**Problem**
Gather all lines from the material that contain the word "Closing".

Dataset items
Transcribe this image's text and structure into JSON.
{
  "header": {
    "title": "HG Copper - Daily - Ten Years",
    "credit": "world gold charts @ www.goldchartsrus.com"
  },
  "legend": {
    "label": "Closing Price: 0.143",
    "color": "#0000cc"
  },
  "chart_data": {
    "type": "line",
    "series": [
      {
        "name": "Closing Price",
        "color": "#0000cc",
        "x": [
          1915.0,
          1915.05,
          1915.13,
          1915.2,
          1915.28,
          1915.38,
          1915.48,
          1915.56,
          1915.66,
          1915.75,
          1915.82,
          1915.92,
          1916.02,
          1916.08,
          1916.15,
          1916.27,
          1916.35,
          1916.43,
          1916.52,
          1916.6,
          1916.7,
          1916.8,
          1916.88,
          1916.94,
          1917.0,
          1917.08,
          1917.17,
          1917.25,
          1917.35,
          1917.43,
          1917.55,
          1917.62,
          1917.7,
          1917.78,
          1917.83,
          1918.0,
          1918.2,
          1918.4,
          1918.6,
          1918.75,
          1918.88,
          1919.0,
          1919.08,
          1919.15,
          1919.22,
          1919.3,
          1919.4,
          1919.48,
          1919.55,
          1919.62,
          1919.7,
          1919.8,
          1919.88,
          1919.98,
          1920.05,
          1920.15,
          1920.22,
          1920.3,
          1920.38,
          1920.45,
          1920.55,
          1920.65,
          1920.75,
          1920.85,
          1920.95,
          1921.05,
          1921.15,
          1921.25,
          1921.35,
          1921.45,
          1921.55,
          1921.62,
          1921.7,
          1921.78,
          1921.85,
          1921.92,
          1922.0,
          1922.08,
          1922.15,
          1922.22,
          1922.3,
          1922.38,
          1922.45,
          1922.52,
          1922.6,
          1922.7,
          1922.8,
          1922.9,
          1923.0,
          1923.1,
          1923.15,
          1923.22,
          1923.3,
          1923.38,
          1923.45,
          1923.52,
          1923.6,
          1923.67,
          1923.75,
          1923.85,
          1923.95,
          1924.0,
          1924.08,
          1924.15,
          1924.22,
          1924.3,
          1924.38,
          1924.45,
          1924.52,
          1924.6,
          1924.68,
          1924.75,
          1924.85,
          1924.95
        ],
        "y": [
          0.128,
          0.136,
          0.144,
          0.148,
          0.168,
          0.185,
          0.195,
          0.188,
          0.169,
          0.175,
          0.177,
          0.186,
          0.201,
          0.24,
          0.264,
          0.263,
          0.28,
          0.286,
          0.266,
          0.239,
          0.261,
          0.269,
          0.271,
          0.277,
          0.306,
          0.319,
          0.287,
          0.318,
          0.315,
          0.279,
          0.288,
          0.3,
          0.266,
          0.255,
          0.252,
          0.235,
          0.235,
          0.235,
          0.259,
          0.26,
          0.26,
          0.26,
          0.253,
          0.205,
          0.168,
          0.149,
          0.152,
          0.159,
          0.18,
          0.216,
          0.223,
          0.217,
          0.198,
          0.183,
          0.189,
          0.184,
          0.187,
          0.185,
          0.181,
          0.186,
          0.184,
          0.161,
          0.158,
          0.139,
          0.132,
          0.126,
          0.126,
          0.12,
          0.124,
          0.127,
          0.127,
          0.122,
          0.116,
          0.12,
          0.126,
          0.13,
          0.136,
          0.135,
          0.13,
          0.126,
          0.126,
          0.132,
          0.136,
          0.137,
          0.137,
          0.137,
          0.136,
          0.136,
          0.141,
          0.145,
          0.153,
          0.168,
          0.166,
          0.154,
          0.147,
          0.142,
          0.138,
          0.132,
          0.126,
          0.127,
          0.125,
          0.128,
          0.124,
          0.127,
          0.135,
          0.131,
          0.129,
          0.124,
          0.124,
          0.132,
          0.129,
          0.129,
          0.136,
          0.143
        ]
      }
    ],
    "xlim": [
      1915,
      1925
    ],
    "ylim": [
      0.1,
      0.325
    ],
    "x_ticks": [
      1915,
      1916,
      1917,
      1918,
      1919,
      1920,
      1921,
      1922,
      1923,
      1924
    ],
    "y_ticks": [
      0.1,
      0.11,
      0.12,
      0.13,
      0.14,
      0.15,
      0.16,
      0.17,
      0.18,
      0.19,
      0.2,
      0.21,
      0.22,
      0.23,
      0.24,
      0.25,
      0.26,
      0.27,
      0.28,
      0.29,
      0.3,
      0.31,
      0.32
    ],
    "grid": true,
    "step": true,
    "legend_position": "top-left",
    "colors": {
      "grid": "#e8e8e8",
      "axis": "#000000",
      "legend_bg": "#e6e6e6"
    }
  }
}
--
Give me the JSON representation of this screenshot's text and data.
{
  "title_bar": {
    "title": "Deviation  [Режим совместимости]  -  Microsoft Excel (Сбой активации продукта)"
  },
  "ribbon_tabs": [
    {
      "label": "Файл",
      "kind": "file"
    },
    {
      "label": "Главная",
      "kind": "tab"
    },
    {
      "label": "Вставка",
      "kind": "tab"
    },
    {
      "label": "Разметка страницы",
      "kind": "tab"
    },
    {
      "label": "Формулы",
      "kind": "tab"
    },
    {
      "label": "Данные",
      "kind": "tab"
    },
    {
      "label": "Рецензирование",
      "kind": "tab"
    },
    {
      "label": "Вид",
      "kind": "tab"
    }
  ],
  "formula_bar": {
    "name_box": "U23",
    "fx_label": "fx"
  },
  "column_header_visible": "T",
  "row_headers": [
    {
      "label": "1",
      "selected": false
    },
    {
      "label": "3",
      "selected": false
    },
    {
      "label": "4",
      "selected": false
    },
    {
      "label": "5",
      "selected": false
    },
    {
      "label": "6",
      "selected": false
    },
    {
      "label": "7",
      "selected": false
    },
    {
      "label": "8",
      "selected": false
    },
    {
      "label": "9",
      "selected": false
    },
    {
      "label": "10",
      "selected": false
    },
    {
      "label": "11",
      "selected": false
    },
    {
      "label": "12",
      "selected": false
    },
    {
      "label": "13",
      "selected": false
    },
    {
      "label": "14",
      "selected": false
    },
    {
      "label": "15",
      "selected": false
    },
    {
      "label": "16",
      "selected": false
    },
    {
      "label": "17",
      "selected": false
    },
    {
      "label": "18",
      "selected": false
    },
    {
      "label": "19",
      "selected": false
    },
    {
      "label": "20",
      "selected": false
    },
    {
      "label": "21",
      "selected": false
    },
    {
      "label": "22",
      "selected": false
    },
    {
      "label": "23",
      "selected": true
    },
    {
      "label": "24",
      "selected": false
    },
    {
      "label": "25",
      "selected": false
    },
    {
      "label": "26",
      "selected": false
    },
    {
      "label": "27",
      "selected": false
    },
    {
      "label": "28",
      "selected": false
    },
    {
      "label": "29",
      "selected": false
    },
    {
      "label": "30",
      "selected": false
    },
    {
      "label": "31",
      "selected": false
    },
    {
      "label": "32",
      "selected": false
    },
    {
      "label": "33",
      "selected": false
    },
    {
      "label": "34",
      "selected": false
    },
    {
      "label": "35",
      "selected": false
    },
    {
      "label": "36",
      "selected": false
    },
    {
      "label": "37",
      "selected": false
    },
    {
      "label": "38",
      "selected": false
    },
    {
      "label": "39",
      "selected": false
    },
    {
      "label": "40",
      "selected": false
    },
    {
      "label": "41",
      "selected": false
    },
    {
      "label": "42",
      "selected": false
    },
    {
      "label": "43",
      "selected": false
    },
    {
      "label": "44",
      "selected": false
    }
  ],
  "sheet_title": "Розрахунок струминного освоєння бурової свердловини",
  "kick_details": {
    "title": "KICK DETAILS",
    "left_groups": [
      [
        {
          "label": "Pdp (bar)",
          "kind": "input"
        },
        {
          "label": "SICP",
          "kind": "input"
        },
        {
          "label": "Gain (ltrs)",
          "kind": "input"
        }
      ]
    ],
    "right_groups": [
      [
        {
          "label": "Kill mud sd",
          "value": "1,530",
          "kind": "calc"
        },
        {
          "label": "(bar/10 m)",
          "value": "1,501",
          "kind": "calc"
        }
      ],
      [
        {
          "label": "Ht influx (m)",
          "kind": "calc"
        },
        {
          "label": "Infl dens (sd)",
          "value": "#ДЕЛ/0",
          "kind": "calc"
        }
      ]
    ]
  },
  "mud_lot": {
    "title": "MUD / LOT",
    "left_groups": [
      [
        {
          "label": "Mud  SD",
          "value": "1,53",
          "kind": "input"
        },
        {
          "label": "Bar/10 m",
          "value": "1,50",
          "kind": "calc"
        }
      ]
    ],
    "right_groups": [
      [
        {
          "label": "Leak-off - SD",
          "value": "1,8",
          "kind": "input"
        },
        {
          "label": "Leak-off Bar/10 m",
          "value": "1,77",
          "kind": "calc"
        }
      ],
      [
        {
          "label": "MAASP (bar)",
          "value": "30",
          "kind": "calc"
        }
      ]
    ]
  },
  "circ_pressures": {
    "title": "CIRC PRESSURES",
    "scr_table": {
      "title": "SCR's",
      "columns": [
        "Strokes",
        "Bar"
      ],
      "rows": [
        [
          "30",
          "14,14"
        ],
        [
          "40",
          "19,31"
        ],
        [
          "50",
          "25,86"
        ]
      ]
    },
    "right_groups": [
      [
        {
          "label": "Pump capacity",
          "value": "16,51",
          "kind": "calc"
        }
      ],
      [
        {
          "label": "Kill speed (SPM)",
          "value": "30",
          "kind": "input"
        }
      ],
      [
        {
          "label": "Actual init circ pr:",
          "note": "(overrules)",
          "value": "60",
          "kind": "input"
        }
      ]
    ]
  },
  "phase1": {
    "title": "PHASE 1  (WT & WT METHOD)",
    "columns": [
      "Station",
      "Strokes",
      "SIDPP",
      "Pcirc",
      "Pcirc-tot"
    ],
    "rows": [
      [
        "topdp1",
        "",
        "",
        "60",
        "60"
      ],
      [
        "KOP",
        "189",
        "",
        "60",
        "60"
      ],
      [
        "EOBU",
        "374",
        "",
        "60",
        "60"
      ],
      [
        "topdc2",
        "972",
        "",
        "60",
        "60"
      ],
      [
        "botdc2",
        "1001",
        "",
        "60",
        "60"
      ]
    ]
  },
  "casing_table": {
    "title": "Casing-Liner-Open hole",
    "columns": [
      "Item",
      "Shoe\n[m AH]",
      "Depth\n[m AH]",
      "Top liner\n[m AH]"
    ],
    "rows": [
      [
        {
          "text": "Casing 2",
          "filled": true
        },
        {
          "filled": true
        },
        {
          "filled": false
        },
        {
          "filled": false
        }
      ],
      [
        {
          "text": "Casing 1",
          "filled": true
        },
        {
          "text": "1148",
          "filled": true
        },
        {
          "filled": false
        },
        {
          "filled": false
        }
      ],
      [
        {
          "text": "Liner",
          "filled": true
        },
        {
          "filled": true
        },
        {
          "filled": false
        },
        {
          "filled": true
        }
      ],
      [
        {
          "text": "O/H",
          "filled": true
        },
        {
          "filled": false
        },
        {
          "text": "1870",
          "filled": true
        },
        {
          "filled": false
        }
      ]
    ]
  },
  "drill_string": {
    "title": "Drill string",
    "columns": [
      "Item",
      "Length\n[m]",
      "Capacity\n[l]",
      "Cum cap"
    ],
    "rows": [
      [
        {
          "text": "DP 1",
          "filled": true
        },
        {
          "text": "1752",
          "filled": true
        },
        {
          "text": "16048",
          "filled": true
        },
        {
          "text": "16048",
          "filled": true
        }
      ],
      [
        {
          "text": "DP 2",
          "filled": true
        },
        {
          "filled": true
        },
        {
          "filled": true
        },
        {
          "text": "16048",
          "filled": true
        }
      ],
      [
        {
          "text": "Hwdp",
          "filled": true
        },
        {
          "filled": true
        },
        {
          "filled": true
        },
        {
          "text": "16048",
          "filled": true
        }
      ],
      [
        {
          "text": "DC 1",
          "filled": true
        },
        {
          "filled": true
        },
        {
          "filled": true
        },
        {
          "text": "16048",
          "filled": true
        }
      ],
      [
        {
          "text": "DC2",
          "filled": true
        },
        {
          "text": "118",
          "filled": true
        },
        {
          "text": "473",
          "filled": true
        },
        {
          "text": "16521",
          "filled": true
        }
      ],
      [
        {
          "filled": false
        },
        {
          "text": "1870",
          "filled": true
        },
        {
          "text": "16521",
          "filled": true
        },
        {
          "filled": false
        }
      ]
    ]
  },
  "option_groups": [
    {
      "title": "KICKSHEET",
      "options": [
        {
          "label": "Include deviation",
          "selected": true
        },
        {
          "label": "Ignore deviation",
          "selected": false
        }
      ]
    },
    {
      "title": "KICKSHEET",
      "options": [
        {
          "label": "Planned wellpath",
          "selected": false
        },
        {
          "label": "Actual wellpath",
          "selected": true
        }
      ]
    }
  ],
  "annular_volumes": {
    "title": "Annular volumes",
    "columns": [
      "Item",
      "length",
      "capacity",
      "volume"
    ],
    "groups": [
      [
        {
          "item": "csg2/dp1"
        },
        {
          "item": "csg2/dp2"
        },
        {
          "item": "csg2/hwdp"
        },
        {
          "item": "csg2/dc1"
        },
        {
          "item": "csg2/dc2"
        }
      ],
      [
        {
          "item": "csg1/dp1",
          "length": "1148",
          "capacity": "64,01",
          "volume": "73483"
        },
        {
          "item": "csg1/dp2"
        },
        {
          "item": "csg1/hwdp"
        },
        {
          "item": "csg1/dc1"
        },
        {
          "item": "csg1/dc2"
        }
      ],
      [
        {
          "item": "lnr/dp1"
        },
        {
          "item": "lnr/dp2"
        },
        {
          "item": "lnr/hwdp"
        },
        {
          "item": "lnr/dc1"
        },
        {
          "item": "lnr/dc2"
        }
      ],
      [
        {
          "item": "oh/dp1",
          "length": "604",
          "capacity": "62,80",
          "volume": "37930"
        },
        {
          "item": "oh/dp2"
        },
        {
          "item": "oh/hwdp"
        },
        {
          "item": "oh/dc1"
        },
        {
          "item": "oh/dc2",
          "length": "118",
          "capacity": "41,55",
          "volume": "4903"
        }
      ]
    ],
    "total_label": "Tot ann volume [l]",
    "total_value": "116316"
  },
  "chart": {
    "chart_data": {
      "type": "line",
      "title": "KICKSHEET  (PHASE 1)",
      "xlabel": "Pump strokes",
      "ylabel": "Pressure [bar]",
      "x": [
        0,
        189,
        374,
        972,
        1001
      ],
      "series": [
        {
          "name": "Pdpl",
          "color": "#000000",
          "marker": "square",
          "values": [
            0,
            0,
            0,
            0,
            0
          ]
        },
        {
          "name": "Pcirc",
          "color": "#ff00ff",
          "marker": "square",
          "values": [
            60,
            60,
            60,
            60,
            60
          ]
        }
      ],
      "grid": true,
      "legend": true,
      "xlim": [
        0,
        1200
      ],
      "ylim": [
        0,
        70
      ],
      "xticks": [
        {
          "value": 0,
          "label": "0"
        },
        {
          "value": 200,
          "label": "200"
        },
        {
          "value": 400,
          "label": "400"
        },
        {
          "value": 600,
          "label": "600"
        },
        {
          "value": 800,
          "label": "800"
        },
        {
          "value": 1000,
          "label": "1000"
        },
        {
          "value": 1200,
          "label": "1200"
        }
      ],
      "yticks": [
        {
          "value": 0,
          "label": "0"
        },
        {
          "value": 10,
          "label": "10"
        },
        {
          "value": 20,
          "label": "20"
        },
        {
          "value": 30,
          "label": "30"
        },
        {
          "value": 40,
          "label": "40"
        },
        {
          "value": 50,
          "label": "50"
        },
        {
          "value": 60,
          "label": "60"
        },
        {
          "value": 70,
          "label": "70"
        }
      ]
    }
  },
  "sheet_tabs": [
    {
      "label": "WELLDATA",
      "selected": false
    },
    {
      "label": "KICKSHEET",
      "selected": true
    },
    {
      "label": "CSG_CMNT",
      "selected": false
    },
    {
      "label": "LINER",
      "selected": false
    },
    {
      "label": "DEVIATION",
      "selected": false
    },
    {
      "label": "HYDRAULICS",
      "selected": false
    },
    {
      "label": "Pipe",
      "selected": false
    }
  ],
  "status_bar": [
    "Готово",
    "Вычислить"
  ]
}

**Complete answer**
    "label": "Closing Price: 0.143",
        "name": "Closing Price",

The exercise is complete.